What you are asked to do. Tally the lines that hold the word "color" and reply with that figure only.

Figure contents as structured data
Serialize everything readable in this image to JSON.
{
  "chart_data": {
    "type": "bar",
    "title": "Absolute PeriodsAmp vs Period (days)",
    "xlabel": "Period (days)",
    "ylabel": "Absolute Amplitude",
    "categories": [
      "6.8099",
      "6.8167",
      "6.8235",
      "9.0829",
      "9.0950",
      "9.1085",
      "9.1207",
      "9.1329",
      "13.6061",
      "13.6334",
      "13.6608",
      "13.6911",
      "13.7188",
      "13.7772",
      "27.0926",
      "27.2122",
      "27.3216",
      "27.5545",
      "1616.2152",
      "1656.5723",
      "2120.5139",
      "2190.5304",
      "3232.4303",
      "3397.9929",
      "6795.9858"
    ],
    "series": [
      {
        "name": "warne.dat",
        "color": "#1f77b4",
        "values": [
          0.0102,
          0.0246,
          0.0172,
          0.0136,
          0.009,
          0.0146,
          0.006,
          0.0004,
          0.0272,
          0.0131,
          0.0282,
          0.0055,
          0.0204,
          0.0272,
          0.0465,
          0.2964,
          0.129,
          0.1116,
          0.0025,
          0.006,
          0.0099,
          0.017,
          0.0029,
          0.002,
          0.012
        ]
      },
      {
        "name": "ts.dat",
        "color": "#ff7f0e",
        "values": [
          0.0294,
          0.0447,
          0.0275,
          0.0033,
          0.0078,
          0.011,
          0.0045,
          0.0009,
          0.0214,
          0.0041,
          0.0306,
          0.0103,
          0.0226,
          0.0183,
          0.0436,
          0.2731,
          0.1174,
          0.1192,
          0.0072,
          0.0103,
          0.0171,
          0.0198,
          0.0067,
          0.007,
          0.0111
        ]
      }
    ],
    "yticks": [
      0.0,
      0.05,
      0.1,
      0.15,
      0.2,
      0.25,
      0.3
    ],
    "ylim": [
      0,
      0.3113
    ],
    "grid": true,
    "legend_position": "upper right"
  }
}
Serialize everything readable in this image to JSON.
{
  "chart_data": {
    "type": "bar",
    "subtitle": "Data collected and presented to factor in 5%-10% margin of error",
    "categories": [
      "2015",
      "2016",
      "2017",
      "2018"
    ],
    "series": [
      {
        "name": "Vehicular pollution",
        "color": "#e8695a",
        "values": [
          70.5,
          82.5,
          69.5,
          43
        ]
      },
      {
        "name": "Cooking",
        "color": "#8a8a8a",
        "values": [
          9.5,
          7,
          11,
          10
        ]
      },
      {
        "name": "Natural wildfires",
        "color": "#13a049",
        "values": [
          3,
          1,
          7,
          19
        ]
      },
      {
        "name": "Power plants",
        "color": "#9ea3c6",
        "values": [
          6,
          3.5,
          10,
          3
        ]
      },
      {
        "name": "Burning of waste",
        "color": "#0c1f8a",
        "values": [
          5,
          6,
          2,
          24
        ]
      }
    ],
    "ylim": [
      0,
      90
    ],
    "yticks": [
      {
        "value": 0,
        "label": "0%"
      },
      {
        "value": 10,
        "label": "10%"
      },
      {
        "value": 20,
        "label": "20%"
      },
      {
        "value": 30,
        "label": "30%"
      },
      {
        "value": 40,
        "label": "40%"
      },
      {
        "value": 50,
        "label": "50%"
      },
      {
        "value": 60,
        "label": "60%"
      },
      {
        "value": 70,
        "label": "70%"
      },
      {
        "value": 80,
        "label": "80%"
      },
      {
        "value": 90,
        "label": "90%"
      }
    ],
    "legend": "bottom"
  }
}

Output. 7